***** GIVEN RECORDS *****

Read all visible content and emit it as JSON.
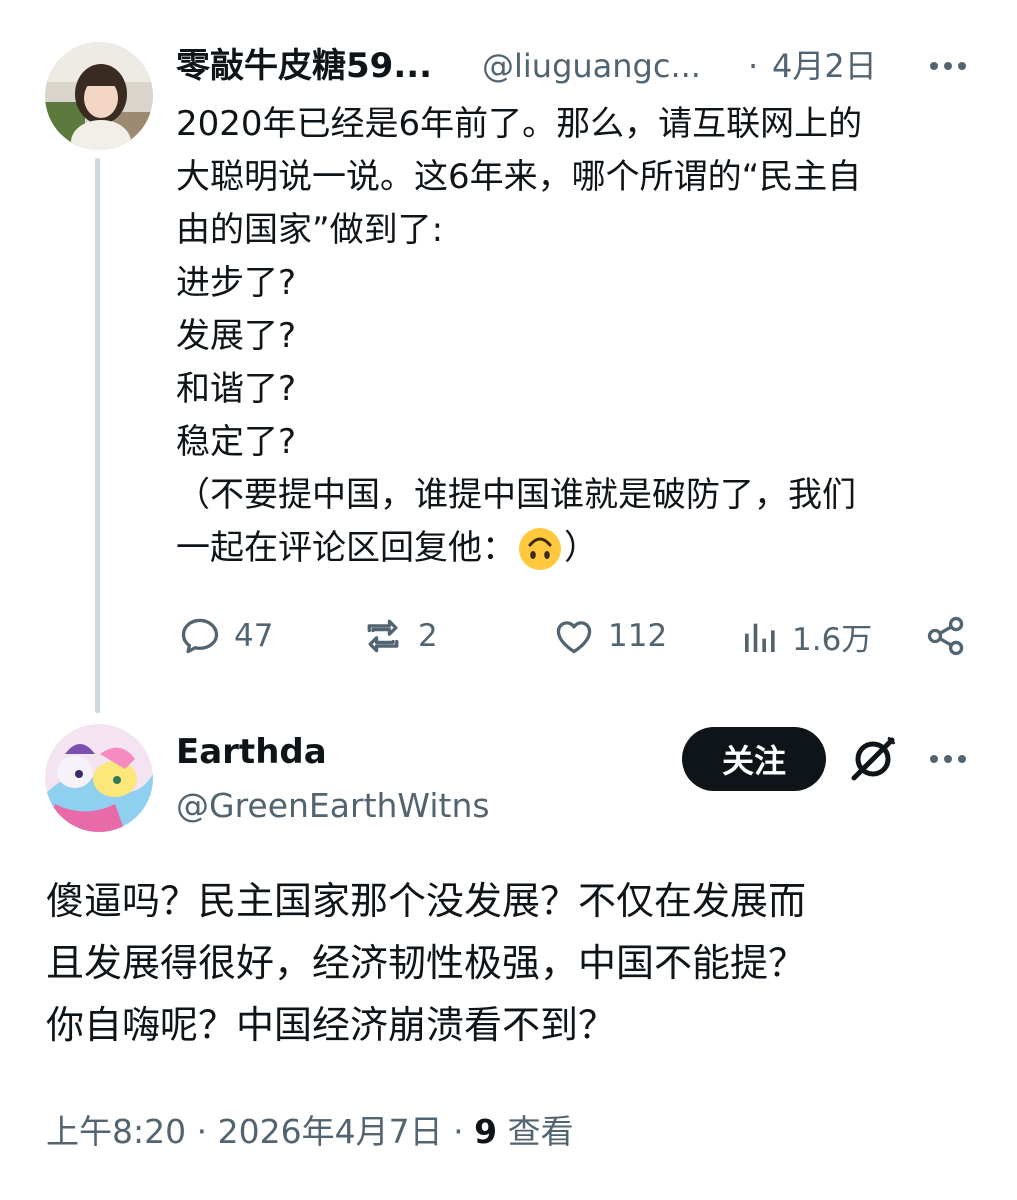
{
  "original_tweet": {
    "display_name": "零敲牛皮糖59...",
    "handle": "@liuguangc...",
    "separator": "·",
    "date": "4月2日",
    "more_icon": "ellipsis-icon",
    "text_lines": [
      "2020年已经是6年前了。那么，请互联网上的",
      "大聪明说一说。这6年来，哪个所谓的“民主自",
      "由的国家”做到了:",
      "进步了?",
      "发展了?",
      "和谐了?",
      "稳定了?",
      "（不要提中国，谁提中国谁就是破防了，我们",
      "一起在评论区回复他："
    ],
    "emoji": "upside-down-face-emoji",
    "closing_paren": "）",
    "actions": {
      "replies": "47",
      "retweets": "2",
      "likes": "112",
      "views": "1.6万"
    }
  },
  "reply_tweet": {
    "display_name": "Earthda",
    "handle": "@GreenEarthWitns",
    "follow_label": "关注",
    "grok_icon": "grok-icon",
    "more_icon": "ellipsis-icon",
    "text_lines": [
      "傻逼吗？民主国家那个没发展？不仅在发展而",
      "且发展得很好，经济韧性极强，中国不能提？",
      "你自嗨呢？中国经济崩溃看不到？"
    ],
    "footer": {
      "time": "上午8:20",
      "date": "2026年4月7日",
      "separator": "·",
      "views_count": "9",
      "views_label": "查看"
    }
  },
  "colors": {
    "text": "#0f1419",
    "secondary": "#536471",
    "thread_line": "#cfd9de",
    "follow_button": "#0f1419",
    "emoji_yellow": "#ffc83d"
  }
}
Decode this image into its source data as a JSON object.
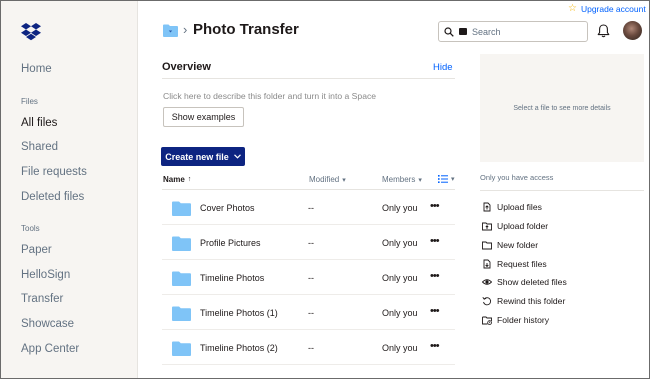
{
  "header": {
    "title": "Photo Transfer",
    "breadcrumb_separator": "›",
    "upgrade_label": "Upgrade account",
    "search_placeholder": "Search"
  },
  "sidebar": {
    "home": "Home",
    "files_section": "Files",
    "files_items": [
      "All files",
      "Shared",
      "File requests",
      "Deleted files"
    ],
    "tools_section": "Tools",
    "tools_items": [
      "Paper",
      "HelloSign",
      "Transfer",
      "Showcase",
      "App Center"
    ]
  },
  "overview": {
    "title": "Overview",
    "hide_label": "Hide",
    "description_placeholder": "Click here to describe this folder and turn it into a Space",
    "show_examples_label": "Show examples"
  },
  "create_button_label": "Create new file",
  "table": {
    "columns": [
      "Name",
      "Modified",
      "Members"
    ],
    "rows": [
      {
        "name": "Cover Photos",
        "modified": "--",
        "members": "Only you"
      },
      {
        "name": "Profile Pictures",
        "modified": "--",
        "members": "Only you"
      },
      {
        "name": "Timeline Photos",
        "modified": "--",
        "members": "Only you"
      },
      {
        "name": "Timeline Photos (1)",
        "modified": "--",
        "members": "Only you"
      },
      {
        "name": "Timeline Photos (2)",
        "modified": "--",
        "members": "Only you"
      }
    ]
  },
  "details": {
    "preview_text": "Select a file to see more details",
    "access_text": "Only you have access",
    "actions": [
      {
        "label": "Upload files",
        "icon": "upload-files-icon"
      },
      {
        "label": "Upload folder",
        "icon": "upload-folder-icon"
      },
      {
        "label": "New folder",
        "icon": "new-folder-icon"
      },
      {
        "label": "Request files",
        "icon": "request-files-icon"
      },
      {
        "label": "Show deleted files",
        "icon": "eye-icon"
      },
      {
        "label": "Rewind this folder",
        "icon": "rewind-icon"
      },
      {
        "label": "Folder history",
        "icon": "folder-history-icon"
      }
    ]
  },
  "colors": {
    "accent_blue": "#0061fe",
    "create_button": "#0d2481",
    "folder_blue": "#7fc4f7",
    "sidebar_bg": "#f7f5f2"
  }
}
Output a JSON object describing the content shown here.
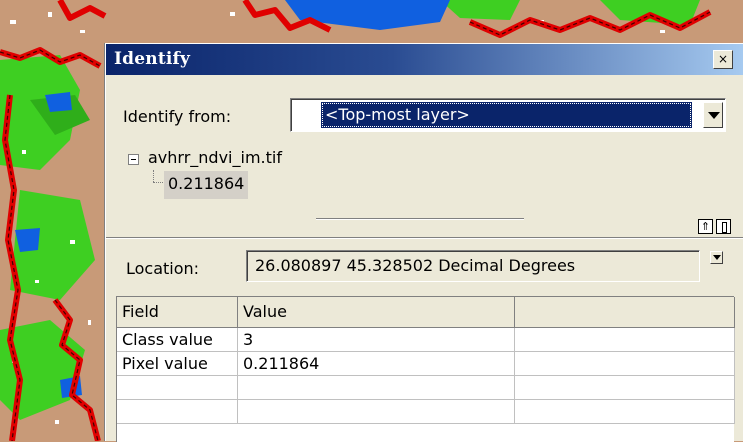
{
  "window": {
    "title": "Identify",
    "close_glyph": "×"
  },
  "identify_from": {
    "label": "Identify from:",
    "selected": "<Top-most layer>"
  },
  "tree": {
    "layer": "avhrr_ndvi_im.tif",
    "value": "0.211864"
  },
  "location": {
    "label": "Location:",
    "value": "26.080897  45.328502 Decimal Degrees"
  },
  "table": {
    "columns": [
      "Field",
      "Value",
      ""
    ],
    "rows": [
      [
        "Class value",
        "3",
        ""
      ],
      [
        "Pixel value",
        "0.211864",
        ""
      ],
      [
        "",
        "",
        ""
      ],
      [
        "",
        "",
        ""
      ]
    ]
  },
  "icons": {
    "close": "close-icon",
    "dropdown": "chevron-down-icon",
    "collapse": "collapse-icon",
    "pin": "pin-icon",
    "tree_toggle": "minus-box-icon"
  },
  "colors": {
    "titlebar": "#0a246a",
    "selection": "#0a246a",
    "dialog_bg": "#ece9d8",
    "map_boundary": "#e00000",
    "map_land": "#c89a78",
    "map_vegetation": "#3ecf22",
    "map_water": "#1060e0"
  }
}
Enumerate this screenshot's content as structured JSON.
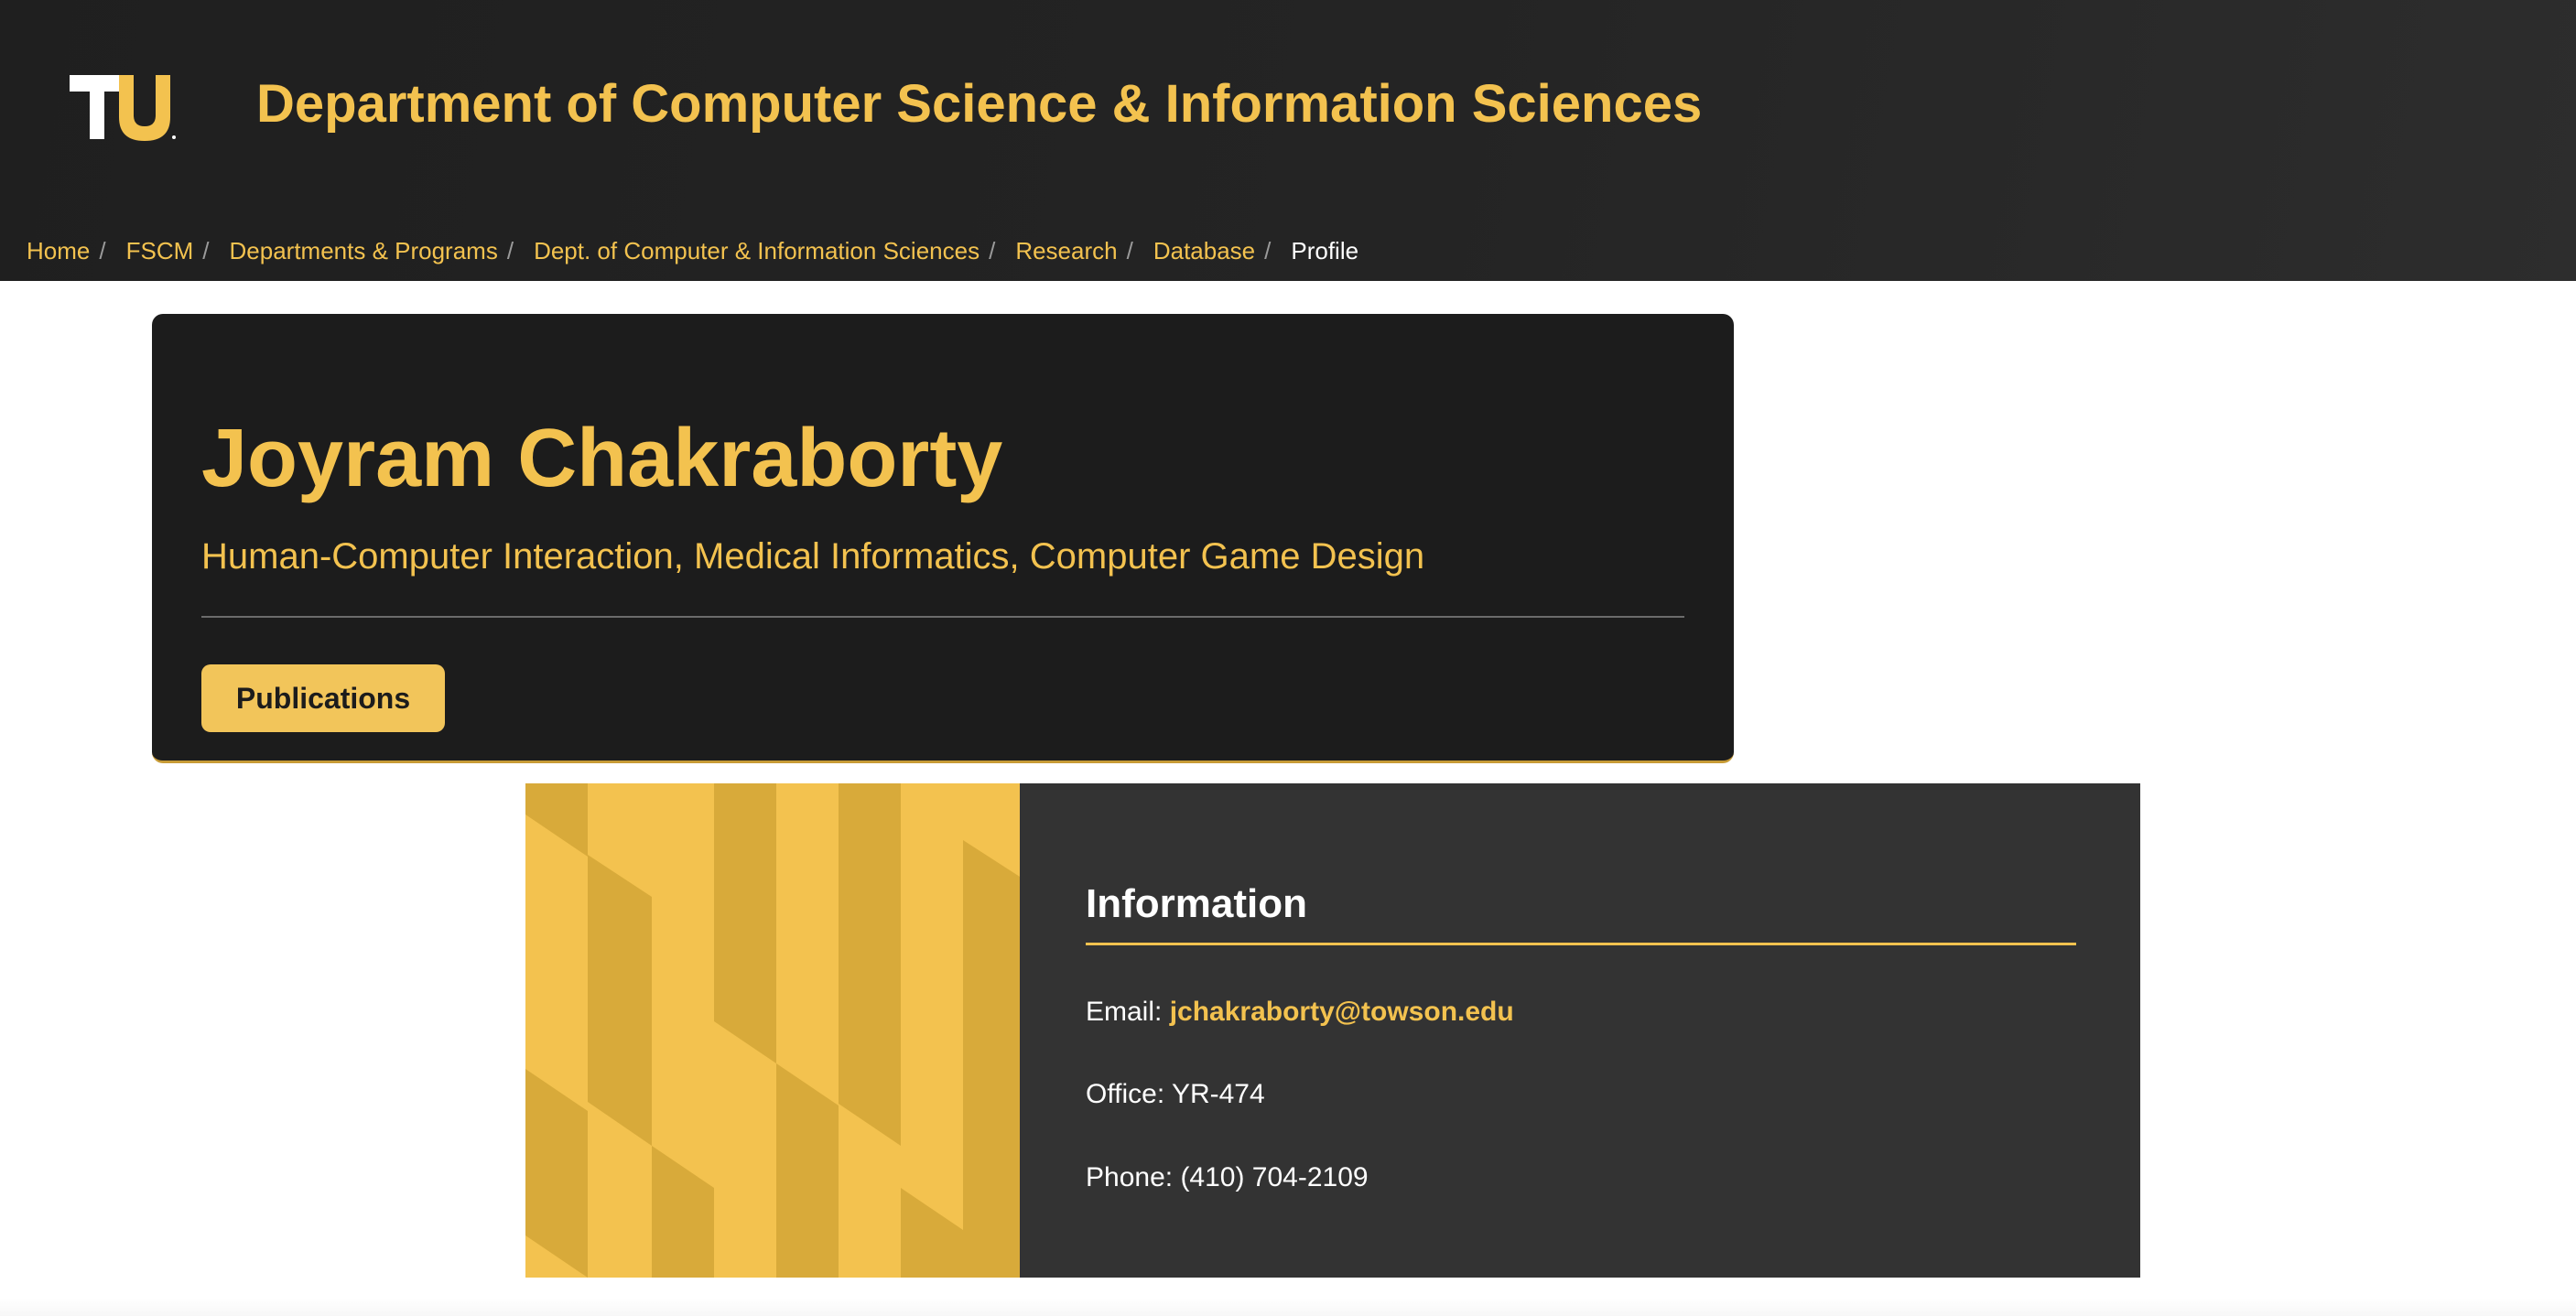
{
  "header": {
    "logo_text": "TU",
    "title": "Department of Computer Science & Information Sciences"
  },
  "breadcrumb": {
    "separator": "/",
    "items": [
      {
        "label": "Home"
      },
      {
        "label": "FSCM"
      },
      {
        "label": "Departments & Programs"
      },
      {
        "label": "Dept. of Computer & Information Sciences"
      },
      {
        "label": "Research"
      },
      {
        "label": "Database"
      }
    ],
    "current": "Profile"
  },
  "profile": {
    "name": "Joyram Chakraborty",
    "research_areas": "Human-Computer Interaction, Medical Informatics, Computer Game Design",
    "publications_button": "Publications"
  },
  "information": {
    "heading": "Information",
    "email_label": "Email:",
    "email_value": "jchakraborty@towson.edu",
    "office_label": "Office:",
    "office_value": "YR-474",
    "phone_label": "Phone:",
    "phone_value": "(410) 704-2109"
  },
  "colors": {
    "accent_gold": "#f3c24f",
    "header_dark": "#1f1f1f",
    "card_dark": "#1c1c1c",
    "info_panel": "#333333",
    "pattern_dark_gold": "#d8aa3a"
  },
  "icons": {
    "logo": "towson-tu-logo"
  }
}
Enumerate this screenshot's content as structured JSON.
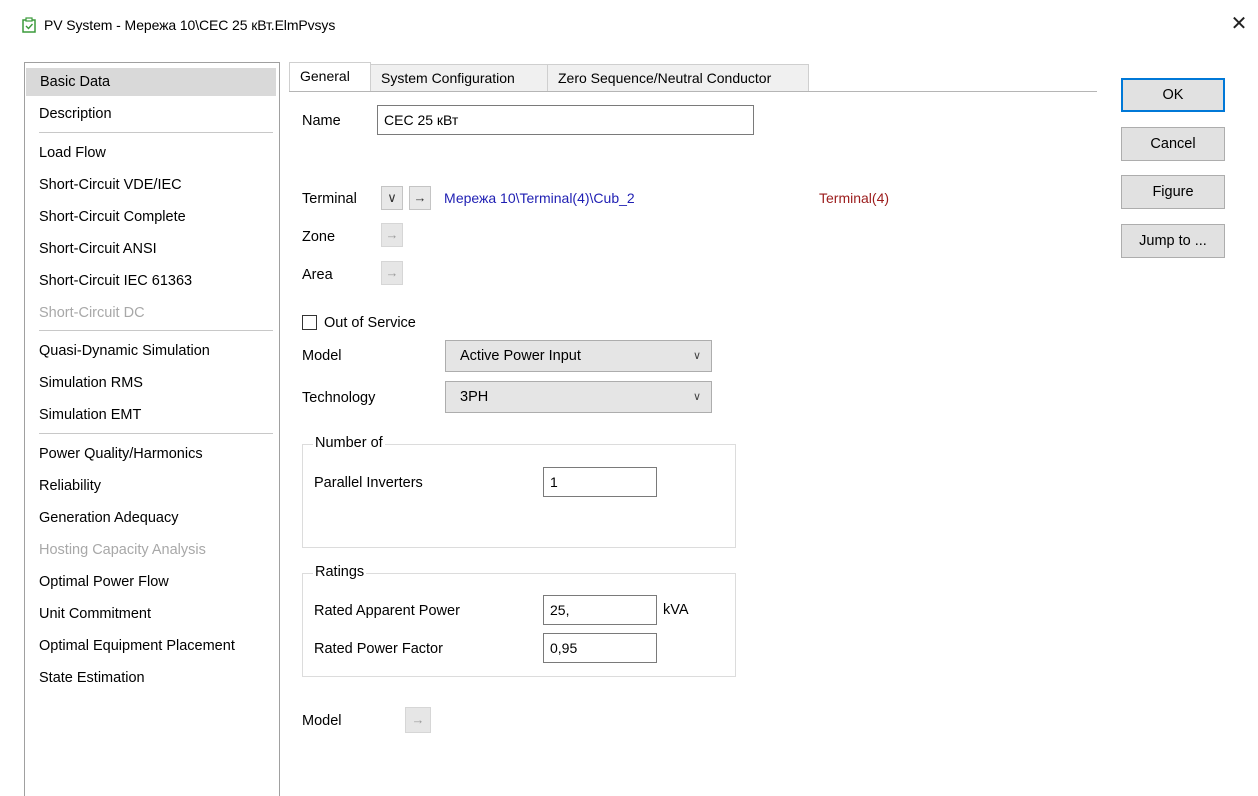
{
  "window": {
    "title": "PV System - Мережа 10\\СЕС 25 кВт.ElmPvsys",
    "close_glyph": "✕"
  },
  "sidebar": {
    "items": [
      {
        "label": "Basic Data",
        "state": "selected"
      },
      {
        "label": "Description",
        "state": "normal"
      },
      {
        "label": "Load Flow",
        "state": "normal"
      },
      {
        "label": "Short-Circuit VDE/IEC",
        "state": "normal"
      },
      {
        "label": "Short-Circuit Complete",
        "state": "normal"
      },
      {
        "label": "Short-Circuit ANSI",
        "state": "normal"
      },
      {
        "label": "Short-Circuit IEC 61363",
        "state": "normal"
      },
      {
        "label": "Short-Circuit DC",
        "state": "disabled"
      },
      {
        "label": "Quasi-Dynamic Simulation",
        "state": "normal"
      },
      {
        "label": "Simulation RMS",
        "state": "normal"
      },
      {
        "label": "Simulation EMT",
        "state": "normal"
      },
      {
        "label": "Power Quality/Harmonics",
        "state": "normal"
      },
      {
        "label": "Reliability",
        "state": "normal"
      },
      {
        "label": "Generation Adequacy",
        "state": "normal"
      },
      {
        "label": "Hosting Capacity Analysis",
        "state": "disabled"
      },
      {
        "label": "Optimal Power Flow",
        "state": "normal"
      },
      {
        "label": "Unit Commitment",
        "state": "normal"
      },
      {
        "label": "Optimal Equipment Placement",
        "state": "normal"
      },
      {
        "label": "State Estimation",
        "state": "normal"
      }
    ]
  },
  "tabs": [
    {
      "label": "General",
      "active": true
    },
    {
      "label": "System Configuration",
      "active": false
    },
    {
      "label": "Zero Sequence/Neutral Conductor",
      "active": false
    }
  ],
  "buttons": {
    "ok": "OK",
    "cancel": "Cancel",
    "figure": "Figure",
    "jump_to": "Jump to ..."
  },
  "form": {
    "name_label": "Name",
    "name_value": "СЕС 25 кВт",
    "terminal_label": "Terminal",
    "terminal_dropdown_glyph": "∨",
    "arrow_glyph": "→",
    "terminal_path": "Мережа 10\\Terminal(4)\\Cub_2",
    "terminal_name": "Terminal(4)",
    "zone_label": "Zone",
    "area_label": "Area",
    "out_of_service_label": "Out of Service",
    "out_of_service_checked": false,
    "model_label": "Model",
    "model_value": "Active Power Input",
    "technology_label": "Technology",
    "technology_value": "3PH",
    "combo_arrow_glyph": "∨",
    "number_of_group": "Number of",
    "parallel_inverters_label": "Parallel Inverters",
    "parallel_inverters_value": "1",
    "ratings_group": "Ratings",
    "rated_apparent_power_label": "Rated Apparent Power",
    "rated_apparent_power_value": "25,",
    "rated_apparent_power_unit": "kVA",
    "rated_power_factor_label": "Rated Power Factor",
    "rated_power_factor_value": "0,95",
    "model2_label": "Model"
  },
  "colors": {
    "link_blue": "#1f1fb3",
    "terminal_red": "#9b1b1b",
    "selected_bg": "#d9d9d9",
    "default_button_border": "#0078d7"
  }
}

*****

**INSTRUCTIONS FOR THE TASK**
Count how many lines above carry the word "this". Only the number is required.

**WORKED ANSWER**
5